## WHAT THE TASK REQUIRES:
Every line below that holds the string "在得到消防队的明确回答后" should be copied out.
..........
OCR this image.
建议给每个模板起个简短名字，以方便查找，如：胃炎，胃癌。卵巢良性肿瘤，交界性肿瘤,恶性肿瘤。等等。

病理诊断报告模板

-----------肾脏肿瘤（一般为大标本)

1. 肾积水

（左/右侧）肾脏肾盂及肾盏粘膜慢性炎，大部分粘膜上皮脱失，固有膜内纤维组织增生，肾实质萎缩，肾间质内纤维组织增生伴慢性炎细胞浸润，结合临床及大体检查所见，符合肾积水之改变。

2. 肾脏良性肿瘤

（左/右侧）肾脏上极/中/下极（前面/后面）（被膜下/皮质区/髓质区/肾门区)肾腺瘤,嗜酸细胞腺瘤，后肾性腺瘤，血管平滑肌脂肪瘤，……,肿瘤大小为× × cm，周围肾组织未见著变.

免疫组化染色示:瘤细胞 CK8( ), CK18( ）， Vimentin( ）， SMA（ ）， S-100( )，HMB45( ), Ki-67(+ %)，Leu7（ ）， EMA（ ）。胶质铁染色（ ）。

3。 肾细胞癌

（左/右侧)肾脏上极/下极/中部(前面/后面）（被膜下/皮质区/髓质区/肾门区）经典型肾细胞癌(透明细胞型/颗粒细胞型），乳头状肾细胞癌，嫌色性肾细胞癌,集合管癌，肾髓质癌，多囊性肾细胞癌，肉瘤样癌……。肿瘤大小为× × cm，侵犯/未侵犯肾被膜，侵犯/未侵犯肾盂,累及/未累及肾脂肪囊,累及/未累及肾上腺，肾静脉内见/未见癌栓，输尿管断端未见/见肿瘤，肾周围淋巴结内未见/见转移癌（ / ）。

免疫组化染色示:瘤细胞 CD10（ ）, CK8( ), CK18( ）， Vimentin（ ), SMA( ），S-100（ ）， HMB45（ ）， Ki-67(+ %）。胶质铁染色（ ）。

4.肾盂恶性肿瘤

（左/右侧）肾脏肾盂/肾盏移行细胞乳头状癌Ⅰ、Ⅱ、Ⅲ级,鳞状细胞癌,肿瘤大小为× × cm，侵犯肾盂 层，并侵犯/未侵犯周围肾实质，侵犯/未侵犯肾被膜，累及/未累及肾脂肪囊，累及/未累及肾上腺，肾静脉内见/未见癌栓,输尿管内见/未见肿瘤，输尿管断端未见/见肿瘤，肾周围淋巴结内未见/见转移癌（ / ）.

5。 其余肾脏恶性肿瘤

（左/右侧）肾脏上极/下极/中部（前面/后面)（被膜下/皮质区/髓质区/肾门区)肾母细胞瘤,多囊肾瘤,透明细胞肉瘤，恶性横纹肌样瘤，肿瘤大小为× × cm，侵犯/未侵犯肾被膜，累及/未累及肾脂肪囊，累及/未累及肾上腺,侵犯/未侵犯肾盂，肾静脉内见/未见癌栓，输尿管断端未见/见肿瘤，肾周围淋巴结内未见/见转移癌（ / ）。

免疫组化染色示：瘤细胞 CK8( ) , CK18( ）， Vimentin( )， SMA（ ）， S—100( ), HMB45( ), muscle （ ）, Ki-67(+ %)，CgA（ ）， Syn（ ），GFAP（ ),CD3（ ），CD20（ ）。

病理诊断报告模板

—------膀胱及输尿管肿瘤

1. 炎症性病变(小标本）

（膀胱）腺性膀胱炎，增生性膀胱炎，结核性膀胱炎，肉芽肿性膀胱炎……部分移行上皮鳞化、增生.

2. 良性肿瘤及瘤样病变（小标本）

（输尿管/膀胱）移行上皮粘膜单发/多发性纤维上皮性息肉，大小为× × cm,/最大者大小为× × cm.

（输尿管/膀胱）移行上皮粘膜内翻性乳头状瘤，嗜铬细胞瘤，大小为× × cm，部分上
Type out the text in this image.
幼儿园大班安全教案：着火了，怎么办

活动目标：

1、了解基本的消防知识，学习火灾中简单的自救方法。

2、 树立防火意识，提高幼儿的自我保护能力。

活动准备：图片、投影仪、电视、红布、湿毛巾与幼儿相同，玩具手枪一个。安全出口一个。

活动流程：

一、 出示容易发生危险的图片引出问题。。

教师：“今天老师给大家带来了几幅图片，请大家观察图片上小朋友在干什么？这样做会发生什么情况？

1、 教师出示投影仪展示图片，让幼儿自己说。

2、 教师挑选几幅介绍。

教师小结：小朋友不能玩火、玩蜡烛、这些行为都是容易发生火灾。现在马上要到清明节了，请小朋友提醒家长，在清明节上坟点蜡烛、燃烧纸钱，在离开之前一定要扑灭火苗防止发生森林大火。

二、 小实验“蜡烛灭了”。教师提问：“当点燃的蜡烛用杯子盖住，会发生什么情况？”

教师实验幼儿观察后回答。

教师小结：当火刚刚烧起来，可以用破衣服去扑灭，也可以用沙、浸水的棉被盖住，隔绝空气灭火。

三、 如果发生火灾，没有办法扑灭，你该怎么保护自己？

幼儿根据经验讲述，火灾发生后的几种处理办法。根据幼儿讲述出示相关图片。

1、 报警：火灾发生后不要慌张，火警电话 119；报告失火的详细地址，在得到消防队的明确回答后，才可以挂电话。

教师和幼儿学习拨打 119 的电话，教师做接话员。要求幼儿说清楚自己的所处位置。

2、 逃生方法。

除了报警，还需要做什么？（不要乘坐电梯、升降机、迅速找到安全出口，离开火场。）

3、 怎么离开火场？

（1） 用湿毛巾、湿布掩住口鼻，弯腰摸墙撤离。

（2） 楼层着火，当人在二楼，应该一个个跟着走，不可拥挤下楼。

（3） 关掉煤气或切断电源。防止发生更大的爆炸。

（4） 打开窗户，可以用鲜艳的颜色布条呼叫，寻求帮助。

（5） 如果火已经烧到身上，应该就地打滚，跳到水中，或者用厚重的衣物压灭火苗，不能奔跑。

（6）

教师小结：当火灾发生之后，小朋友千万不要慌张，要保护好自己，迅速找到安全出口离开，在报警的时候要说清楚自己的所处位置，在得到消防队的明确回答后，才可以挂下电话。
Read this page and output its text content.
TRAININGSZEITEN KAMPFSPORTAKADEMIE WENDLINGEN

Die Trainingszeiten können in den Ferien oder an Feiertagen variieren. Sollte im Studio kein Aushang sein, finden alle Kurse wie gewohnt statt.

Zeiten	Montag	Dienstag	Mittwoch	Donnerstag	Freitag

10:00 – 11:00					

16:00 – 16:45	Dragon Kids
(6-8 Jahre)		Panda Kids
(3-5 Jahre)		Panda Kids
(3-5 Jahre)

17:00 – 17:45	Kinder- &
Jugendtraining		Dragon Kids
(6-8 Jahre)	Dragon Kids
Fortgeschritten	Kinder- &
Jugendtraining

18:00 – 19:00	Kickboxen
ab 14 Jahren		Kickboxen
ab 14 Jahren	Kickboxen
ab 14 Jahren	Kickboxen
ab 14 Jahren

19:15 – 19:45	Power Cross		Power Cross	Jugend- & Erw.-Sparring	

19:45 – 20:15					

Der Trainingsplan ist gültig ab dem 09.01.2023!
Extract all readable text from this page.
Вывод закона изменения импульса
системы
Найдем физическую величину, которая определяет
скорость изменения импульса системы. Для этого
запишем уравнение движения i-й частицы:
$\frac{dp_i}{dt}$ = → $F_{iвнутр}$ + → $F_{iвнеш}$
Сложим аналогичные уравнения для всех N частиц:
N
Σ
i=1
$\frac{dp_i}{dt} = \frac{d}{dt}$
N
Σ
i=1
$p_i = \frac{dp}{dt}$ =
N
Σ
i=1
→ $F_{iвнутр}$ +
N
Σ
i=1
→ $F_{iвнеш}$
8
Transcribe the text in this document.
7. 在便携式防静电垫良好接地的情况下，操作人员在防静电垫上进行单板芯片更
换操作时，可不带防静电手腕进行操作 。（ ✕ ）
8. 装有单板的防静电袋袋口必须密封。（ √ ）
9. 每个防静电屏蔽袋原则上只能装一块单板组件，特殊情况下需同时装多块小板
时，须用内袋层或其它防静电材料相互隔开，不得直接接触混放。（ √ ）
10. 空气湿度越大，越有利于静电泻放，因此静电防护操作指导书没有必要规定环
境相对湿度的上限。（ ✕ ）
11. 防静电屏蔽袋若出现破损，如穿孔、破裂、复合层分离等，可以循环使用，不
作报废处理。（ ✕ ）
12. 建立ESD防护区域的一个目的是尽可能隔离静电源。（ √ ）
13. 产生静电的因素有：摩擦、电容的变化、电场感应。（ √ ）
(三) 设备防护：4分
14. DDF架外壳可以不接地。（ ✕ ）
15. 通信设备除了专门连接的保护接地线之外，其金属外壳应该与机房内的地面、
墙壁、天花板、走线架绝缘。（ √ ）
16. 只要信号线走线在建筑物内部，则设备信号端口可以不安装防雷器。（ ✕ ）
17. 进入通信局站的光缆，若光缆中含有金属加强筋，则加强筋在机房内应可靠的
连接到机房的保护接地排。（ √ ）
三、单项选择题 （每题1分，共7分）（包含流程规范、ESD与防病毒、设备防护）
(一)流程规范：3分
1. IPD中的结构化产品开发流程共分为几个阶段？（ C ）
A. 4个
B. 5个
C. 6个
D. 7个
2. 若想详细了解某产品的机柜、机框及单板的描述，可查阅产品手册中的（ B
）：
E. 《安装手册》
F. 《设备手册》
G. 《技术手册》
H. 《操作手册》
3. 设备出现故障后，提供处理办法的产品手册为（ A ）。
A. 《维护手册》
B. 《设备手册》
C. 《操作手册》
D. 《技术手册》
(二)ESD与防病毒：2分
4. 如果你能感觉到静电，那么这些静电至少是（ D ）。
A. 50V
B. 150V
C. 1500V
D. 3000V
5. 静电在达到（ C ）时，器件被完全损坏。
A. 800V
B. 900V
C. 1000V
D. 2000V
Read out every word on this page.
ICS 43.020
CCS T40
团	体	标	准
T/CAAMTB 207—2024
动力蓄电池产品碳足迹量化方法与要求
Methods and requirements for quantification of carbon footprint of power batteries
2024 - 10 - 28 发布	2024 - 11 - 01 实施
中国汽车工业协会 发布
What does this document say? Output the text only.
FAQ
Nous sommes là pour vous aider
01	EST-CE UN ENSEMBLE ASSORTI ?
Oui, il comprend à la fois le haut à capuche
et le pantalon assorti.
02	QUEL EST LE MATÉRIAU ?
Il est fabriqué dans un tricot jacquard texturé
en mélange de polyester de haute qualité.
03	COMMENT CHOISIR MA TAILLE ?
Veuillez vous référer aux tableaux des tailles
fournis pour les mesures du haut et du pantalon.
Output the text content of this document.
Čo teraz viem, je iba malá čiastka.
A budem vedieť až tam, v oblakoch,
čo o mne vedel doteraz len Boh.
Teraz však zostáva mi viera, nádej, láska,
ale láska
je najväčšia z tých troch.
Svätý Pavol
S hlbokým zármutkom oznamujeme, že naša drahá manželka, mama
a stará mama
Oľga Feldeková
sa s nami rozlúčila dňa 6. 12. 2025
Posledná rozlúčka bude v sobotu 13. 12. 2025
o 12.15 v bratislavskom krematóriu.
..........
## TASK RESPONSE:
1、 报警：火灾发生后不要慌张，火警电话 119；报告失火的详细地址，在得到消防队的明确回答后，才可以挂电话。
教师小结：当火灾发生之后，小朋友千万不要慌张，要保护好自己，迅速找到安全出口离开，在报警的时候要说清楚自己的所处位置，在得到消防队的明确回答后，才可以挂下电话。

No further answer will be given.